» What is required
For every line in the records that has the word "其中一般公共预算拨款支出", make a copy.

— start of Entries shown —

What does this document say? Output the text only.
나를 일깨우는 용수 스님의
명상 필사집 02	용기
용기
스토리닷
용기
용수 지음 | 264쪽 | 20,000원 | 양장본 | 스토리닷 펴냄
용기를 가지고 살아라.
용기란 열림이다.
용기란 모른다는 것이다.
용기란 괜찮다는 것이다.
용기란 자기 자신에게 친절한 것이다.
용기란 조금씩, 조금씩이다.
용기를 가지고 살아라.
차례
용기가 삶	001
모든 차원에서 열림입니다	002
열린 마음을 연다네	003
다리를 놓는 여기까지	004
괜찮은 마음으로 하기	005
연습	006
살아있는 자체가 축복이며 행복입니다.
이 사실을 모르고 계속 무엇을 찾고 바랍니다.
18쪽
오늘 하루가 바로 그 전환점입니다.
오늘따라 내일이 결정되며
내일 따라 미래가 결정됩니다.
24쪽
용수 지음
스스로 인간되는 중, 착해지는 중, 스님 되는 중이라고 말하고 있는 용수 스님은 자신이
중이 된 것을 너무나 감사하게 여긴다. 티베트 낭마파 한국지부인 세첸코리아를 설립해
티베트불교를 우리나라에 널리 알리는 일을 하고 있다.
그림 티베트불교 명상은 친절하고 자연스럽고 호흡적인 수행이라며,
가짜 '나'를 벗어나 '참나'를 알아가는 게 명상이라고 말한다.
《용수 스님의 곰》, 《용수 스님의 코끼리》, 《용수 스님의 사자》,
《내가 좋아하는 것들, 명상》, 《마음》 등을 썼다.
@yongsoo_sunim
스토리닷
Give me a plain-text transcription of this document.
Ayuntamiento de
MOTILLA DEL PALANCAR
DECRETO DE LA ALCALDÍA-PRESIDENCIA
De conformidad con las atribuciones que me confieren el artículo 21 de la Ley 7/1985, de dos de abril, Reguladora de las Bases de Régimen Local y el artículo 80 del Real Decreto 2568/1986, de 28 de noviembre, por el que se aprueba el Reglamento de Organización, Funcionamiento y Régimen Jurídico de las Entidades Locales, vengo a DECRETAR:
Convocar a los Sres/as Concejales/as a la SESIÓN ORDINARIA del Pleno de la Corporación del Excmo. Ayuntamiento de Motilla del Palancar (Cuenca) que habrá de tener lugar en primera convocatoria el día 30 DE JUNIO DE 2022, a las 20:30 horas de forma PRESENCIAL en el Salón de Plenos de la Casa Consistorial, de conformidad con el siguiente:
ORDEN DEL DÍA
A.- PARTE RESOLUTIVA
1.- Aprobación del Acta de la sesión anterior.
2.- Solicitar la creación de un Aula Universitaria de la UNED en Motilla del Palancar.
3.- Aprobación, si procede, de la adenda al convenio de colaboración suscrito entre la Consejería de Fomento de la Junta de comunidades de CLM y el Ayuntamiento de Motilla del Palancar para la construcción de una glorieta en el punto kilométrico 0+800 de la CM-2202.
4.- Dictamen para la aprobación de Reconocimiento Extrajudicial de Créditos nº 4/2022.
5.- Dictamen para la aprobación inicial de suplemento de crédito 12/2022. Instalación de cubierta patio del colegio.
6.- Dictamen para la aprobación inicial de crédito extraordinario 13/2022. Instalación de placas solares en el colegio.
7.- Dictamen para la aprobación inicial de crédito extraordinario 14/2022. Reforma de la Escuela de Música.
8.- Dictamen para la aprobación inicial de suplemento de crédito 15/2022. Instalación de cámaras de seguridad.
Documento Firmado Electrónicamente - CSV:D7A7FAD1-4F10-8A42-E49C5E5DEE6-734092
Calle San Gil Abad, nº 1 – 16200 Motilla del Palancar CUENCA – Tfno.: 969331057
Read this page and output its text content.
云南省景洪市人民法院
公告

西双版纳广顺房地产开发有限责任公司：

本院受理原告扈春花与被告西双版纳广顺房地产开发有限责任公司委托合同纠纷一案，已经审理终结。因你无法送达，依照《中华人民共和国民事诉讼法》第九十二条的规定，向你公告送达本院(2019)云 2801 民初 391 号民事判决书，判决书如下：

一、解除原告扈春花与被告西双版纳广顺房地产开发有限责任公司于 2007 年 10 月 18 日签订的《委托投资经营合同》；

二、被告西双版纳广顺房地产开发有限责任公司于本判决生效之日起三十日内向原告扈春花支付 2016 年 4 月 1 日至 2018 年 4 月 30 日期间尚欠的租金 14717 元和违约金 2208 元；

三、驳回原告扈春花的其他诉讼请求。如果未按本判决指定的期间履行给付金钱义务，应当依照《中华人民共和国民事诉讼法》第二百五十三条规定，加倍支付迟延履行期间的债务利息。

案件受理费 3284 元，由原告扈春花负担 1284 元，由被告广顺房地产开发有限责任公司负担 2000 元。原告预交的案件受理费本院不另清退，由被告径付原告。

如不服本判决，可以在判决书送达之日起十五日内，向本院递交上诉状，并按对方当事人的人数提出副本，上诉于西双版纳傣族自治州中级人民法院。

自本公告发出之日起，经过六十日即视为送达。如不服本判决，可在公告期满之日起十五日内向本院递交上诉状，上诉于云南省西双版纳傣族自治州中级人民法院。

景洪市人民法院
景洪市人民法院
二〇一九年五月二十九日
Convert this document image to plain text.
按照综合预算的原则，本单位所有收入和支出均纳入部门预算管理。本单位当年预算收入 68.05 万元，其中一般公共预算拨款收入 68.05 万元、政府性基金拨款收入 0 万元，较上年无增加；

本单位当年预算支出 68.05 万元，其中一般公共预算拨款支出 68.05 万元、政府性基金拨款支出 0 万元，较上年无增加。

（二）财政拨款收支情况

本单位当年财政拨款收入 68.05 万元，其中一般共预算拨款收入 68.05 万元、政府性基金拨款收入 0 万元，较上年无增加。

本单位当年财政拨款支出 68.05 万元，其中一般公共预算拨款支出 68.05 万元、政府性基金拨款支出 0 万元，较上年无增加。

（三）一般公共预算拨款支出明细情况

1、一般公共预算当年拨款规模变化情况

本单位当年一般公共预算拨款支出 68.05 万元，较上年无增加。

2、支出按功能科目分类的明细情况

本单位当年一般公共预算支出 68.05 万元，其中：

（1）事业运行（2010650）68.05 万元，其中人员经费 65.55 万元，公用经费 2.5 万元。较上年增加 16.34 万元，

— end of Entries shown —

» Complete answer
本单位当年预算支出 68.05 万元，其中一般公共预算拨款支出 68.05 万元、政府性基金拨款支出 0 万元，较上年无增加。
本单位当年财政拨款支出 68.05 万元，其中一般公共预算拨款支出 68.05 万元、政府性基金拨款支出 0 万元，较上年无增加。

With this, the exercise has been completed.